___ DOCUMENT EXCERPT

Help Center> ModelArts> API Reference> Service Management> Deploying a Model as a Service

Deploying a Model as a Service

Function

This API is used to deploy a model as a service.

URI

POST /v1/{project_id}/services

Table 1 describes the required parameters.
Table 1 Parameter description

Parameter

Mandatory

Type

Description

project_id

Yes

String

Project ID. For details about how to obtain the project ID, see Obtaining a Project ID.

Request Body

Table 2 describes the request parameters.
Table 2 Parameter description

Parameter

Mandatory

Type

Description

service_name

Yes

String

Service name. The value can contain 1 to 64 visible characters, including Chinese characters. Only letters, Chinese characters, digits, hyphens (-), and underscores (_) are allowed.

description

No

String

Service description, which contains a maximum of 100 characters. By default, this parameter is left blank.

infer_type

Yes

String

Inference mode. The value can be real-time, batch, or edge.

  • real-time: real-time service. The service keeps running.
  • batch: batch service, which can be configured as tasks to run in batches. When the tasks are completed, the service stops automatically.
  • edge: inference service deployed on an edge node. You need to create a node on Intelligent EdgeFabric (IEF) in advance.

workspace_id

No

String

ID of the workspace to which a service belongs. The default value is 0, indicating the default workspace.

vpc_id

No

String

ID of the VPC to which a real-time service instance is deployed. By default, this parameter is left blank.

In this case, ModelArts allocates a dedicated VPC to each user so that users are isolated from each other. If you need to access other service components in a VPC of a service instance, set this parameter to the ID of the corresponding VPC.

Once a VPC is configured, it cannot be modified. When vpc_id and cluster_id are configured together, only the dedicated cluster parameter takes effect.

subnet_network_id

No

String

ID of a subnet. By default, this parameter is left blank.

This parameter is mandatory when vpc_id is configured. Enter the network ID displayed in the subnet details on the VPC management console. A subnet provides dedicated network resources that are isolated from other networks.

security_group_id

No

String

Security group. By default, this parameter is left blank. This parameter is mandatory when vpc_id is configured.

A security group is a virtual firewall that provides secure network access control policies for service instances. A security group must contain at least one inbound rule to permit the requests whose protocol is TCP, source address is 0.0.0.0/0, and port number is 8080.

cluster_id

No

String

ID of a dedicated cluster. This parameter is left blank by default, indicating that no dedicated cluster is used. When using the dedicated cluster to deploy services, ensure that the cluster status is normal. After this parameter is set, the network configuration of the cluster is used, and the vpc_id parameter does not take effect. If this parameter is configured together with cluster_id in real-time config, cluster_id in real-time config is used preferentially.

______

TASKS TO COMPLETE
- a) Revise the service deployment page, beginning at the words "In this case, ModelArts" and stopping after "subnet. By default, this parameter is left blank.", with "dedicated VPC" changed to "separate VPC".
- b) Answer these questions from the service deployment page:
(i) What is the maximum number of characters in a service description?
(ii) Which port number must a security group's inbound rule permit?
(iii) What is the default value of workspace_id?
Use only the service deployment page as your source.

___ EXTRACTED DATA

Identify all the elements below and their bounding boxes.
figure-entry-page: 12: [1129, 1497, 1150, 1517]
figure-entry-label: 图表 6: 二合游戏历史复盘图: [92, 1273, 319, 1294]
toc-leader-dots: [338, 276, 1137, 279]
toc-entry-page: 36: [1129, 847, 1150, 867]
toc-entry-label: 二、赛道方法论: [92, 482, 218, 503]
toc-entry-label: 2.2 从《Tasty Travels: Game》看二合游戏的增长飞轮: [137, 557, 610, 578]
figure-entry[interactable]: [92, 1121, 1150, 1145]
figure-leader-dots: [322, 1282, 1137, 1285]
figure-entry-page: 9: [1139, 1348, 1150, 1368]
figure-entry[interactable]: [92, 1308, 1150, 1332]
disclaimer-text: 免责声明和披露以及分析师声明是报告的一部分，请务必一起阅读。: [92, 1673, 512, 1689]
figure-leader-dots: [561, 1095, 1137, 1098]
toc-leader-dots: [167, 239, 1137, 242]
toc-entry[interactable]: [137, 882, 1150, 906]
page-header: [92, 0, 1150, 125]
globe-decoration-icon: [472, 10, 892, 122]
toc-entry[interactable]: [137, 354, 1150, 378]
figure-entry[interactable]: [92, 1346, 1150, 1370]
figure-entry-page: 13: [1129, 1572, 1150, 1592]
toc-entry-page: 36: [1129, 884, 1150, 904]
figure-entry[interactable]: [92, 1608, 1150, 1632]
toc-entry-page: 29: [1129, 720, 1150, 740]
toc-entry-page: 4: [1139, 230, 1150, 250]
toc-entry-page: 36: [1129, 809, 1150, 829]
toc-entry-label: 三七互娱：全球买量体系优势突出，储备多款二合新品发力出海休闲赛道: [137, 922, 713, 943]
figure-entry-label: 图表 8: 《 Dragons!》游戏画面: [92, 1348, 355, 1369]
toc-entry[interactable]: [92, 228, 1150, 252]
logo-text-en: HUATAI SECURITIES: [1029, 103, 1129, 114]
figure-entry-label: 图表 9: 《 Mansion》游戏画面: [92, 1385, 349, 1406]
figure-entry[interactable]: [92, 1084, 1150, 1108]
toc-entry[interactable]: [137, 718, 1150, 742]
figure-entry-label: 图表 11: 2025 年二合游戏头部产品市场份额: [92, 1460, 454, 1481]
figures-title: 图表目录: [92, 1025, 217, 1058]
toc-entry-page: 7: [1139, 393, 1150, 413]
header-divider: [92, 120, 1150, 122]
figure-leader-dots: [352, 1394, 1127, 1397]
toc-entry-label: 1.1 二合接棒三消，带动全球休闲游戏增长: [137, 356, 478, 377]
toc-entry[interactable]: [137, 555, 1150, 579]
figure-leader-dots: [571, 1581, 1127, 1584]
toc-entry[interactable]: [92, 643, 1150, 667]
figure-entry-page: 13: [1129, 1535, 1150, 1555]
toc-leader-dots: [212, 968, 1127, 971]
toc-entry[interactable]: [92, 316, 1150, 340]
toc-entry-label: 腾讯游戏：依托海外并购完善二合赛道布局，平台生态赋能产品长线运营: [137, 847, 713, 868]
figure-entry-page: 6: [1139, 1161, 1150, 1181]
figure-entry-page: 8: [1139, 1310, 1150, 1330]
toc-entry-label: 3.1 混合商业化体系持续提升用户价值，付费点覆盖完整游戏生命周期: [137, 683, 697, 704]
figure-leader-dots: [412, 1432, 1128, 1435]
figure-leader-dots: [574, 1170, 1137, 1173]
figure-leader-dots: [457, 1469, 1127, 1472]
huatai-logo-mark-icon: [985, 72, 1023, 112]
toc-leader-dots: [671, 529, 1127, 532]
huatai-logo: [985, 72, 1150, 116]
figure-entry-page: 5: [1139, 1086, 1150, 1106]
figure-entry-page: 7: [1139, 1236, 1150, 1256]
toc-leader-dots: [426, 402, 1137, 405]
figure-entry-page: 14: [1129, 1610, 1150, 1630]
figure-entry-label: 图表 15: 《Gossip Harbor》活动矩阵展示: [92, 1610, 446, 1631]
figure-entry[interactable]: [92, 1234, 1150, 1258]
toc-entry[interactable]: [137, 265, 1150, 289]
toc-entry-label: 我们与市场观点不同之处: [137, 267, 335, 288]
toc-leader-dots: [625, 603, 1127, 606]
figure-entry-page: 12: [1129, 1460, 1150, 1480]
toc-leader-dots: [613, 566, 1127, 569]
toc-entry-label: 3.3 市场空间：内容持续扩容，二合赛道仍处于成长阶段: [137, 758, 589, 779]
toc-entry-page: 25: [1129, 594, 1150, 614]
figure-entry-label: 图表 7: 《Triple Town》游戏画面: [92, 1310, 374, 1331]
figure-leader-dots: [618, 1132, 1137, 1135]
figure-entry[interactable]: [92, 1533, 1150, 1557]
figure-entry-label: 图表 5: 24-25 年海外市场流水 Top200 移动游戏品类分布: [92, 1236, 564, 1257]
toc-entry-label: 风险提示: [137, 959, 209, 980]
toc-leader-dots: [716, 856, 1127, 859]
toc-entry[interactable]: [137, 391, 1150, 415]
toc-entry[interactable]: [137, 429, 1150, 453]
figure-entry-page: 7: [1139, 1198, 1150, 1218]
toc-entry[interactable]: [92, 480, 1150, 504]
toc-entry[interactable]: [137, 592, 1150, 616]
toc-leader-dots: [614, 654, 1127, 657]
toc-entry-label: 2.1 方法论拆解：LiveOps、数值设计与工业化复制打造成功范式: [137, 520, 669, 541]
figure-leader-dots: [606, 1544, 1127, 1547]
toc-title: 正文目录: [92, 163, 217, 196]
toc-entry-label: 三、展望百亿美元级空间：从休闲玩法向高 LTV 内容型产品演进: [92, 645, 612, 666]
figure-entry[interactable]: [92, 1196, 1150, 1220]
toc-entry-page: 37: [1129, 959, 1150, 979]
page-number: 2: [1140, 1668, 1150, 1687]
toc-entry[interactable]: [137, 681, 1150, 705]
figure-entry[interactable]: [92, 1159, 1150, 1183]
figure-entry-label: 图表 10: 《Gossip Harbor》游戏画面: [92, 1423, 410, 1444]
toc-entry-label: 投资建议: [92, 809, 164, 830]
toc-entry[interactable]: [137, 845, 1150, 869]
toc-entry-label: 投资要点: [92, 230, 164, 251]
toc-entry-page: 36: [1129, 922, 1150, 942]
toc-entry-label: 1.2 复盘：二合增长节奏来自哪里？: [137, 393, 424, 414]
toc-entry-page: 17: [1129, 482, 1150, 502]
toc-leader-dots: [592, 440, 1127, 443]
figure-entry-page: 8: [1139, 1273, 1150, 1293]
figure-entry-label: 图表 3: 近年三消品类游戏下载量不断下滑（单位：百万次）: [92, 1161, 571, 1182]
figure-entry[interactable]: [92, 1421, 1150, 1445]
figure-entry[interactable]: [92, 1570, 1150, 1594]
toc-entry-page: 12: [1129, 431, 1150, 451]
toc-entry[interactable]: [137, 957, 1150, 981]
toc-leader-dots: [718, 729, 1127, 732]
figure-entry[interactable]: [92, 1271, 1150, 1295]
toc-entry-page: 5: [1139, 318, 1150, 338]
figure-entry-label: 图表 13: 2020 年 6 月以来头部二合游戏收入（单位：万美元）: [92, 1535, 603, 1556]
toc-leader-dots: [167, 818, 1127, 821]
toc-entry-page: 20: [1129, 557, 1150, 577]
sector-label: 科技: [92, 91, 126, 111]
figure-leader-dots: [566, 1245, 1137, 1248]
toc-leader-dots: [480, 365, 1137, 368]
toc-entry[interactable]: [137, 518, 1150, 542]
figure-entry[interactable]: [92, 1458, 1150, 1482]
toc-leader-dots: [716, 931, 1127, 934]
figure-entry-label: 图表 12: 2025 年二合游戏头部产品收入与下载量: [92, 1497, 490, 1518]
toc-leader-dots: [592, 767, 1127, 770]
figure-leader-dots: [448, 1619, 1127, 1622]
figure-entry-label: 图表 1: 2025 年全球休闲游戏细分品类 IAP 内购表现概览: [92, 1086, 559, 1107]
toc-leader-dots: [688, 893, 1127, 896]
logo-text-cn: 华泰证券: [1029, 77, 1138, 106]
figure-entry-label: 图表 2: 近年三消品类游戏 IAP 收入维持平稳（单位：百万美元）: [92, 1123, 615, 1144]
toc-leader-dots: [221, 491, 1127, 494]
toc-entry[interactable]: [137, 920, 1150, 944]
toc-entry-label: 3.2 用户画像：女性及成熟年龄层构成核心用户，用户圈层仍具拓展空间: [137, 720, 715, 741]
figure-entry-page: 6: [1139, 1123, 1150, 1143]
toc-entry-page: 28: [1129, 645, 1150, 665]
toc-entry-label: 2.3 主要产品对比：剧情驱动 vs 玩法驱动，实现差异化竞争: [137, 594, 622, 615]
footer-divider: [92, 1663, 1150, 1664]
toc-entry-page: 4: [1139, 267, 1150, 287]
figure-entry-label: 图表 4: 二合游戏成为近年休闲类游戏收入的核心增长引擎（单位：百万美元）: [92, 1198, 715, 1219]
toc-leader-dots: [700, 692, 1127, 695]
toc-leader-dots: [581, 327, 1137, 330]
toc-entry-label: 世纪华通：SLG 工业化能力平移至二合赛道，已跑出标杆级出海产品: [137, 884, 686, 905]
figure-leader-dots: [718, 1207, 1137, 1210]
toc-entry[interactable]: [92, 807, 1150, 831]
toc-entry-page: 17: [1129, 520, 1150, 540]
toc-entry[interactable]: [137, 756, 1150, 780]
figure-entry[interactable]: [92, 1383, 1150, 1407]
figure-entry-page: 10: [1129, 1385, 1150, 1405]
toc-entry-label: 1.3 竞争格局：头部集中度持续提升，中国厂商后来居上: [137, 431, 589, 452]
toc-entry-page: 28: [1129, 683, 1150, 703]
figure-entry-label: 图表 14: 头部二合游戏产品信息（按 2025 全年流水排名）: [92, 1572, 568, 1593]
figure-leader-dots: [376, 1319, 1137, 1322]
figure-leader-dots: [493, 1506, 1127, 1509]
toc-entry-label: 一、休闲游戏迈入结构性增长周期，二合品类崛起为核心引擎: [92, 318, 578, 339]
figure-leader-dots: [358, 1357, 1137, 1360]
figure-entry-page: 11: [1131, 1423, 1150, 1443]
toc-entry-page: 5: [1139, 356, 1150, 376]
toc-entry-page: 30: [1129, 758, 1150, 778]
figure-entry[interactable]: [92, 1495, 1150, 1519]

______

EXPECTED OUTPUTS
- a)
In this case, ModelArts allocates a separate VPC to each user so that users are isolated from each other. If you need to access other service components in a VPC of a service instance, set this parameter to the ID of the corresponding VPC.

Once a VPC is configured, it cannot be modified. When vpc_id and cluster_id are configured together, only the dedicated cluster parameter takes effect.

subnet_network_id

No

String

ID of a subnet. By default, this parameter is left blank.

- b)
(i) 100 characters.
(ii) 8080.
(iii) 0, indicating the default workspace.